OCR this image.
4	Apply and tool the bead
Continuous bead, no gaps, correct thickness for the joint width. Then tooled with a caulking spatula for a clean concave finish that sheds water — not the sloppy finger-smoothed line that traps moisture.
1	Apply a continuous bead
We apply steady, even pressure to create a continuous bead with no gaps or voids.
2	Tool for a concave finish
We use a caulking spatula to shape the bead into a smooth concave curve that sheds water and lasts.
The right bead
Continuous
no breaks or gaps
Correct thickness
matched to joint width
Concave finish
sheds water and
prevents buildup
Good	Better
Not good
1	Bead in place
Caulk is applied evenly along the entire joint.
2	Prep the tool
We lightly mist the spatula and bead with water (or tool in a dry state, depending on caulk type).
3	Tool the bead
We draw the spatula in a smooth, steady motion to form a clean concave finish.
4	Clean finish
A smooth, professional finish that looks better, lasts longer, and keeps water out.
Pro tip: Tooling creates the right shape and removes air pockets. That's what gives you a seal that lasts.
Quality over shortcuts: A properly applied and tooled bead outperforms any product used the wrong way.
☆ ☆ ☆
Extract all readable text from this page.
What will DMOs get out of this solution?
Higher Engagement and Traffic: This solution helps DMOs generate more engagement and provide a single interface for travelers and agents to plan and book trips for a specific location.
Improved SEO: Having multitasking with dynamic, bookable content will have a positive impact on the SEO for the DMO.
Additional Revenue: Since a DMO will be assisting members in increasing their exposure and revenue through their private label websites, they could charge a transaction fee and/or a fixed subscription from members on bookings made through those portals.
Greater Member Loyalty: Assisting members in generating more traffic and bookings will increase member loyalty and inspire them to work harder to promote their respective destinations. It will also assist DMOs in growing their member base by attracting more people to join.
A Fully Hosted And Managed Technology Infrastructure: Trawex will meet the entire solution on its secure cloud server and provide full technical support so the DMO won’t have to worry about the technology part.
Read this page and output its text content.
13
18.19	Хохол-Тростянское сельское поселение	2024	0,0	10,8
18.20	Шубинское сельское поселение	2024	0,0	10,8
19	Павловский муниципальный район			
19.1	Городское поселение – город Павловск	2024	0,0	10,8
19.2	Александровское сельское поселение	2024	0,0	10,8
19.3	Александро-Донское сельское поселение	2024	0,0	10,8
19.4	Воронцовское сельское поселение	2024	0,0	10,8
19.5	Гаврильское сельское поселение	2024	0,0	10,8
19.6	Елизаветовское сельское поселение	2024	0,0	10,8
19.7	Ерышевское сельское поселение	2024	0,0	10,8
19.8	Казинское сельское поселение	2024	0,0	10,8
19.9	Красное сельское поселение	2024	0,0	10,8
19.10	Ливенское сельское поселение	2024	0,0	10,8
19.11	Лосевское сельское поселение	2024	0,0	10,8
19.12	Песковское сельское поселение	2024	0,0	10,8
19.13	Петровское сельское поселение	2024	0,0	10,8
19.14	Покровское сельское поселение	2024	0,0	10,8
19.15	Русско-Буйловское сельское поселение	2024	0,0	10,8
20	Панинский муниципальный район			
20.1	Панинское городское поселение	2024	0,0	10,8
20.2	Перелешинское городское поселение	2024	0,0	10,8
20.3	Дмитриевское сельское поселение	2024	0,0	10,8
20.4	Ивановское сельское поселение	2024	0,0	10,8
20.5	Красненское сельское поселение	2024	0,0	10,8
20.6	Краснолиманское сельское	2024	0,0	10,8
☆ ☆ ☆
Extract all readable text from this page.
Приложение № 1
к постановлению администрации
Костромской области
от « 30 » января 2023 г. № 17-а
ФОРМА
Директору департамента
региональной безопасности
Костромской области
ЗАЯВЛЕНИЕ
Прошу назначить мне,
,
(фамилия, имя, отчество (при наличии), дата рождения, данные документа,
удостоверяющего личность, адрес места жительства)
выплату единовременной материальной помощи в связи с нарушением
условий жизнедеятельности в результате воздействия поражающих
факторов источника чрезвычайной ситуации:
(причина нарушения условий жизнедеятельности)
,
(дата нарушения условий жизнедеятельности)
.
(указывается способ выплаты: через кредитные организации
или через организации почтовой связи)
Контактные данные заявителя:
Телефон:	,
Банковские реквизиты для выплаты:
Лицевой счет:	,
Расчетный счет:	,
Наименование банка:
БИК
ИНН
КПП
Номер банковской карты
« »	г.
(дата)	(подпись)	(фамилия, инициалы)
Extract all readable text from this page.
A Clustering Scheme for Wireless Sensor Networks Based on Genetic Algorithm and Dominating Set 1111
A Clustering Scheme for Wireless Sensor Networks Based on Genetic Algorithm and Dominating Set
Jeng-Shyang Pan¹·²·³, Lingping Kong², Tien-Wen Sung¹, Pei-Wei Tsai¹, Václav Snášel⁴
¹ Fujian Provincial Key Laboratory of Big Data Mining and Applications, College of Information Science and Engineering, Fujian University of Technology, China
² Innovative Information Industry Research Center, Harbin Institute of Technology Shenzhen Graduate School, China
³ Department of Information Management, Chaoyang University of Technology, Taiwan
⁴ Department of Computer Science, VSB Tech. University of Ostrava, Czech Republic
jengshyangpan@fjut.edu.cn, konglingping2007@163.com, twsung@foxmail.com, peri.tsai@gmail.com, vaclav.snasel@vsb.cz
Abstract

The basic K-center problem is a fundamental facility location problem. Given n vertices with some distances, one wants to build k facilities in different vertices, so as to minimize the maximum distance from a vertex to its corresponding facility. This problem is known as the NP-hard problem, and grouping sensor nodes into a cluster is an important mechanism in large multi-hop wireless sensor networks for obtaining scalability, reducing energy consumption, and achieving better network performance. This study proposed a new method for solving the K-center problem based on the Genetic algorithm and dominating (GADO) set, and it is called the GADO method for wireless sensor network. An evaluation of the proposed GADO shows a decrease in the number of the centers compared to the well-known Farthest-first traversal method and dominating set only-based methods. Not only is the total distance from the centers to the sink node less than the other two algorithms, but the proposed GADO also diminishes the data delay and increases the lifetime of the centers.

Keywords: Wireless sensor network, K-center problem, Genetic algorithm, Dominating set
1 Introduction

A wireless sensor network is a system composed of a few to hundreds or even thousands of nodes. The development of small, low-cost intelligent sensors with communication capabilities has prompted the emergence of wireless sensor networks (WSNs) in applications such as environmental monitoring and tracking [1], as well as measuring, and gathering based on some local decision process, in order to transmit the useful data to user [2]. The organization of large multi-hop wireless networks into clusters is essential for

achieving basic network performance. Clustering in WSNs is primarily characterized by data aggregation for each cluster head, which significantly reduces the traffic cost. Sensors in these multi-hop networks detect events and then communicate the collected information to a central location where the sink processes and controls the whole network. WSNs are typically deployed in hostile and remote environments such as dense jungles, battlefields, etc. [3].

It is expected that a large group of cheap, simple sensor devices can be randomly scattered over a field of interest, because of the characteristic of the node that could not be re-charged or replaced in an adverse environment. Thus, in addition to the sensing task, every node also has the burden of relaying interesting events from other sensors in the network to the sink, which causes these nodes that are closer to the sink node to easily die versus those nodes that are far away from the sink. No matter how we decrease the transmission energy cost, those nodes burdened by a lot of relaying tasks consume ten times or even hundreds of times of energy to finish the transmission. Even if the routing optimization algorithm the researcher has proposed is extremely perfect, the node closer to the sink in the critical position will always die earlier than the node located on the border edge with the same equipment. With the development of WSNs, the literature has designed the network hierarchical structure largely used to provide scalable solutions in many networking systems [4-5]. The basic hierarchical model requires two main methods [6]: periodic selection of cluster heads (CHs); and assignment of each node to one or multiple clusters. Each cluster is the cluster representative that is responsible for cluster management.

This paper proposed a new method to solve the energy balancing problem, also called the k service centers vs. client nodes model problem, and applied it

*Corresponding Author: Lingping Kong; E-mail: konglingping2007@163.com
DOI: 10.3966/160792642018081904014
☆ ☆ ☆
**Exercise instructions:** Lines containing the string "sheds" should be counted; reply with their number and nothing more.

**Answer below:** 3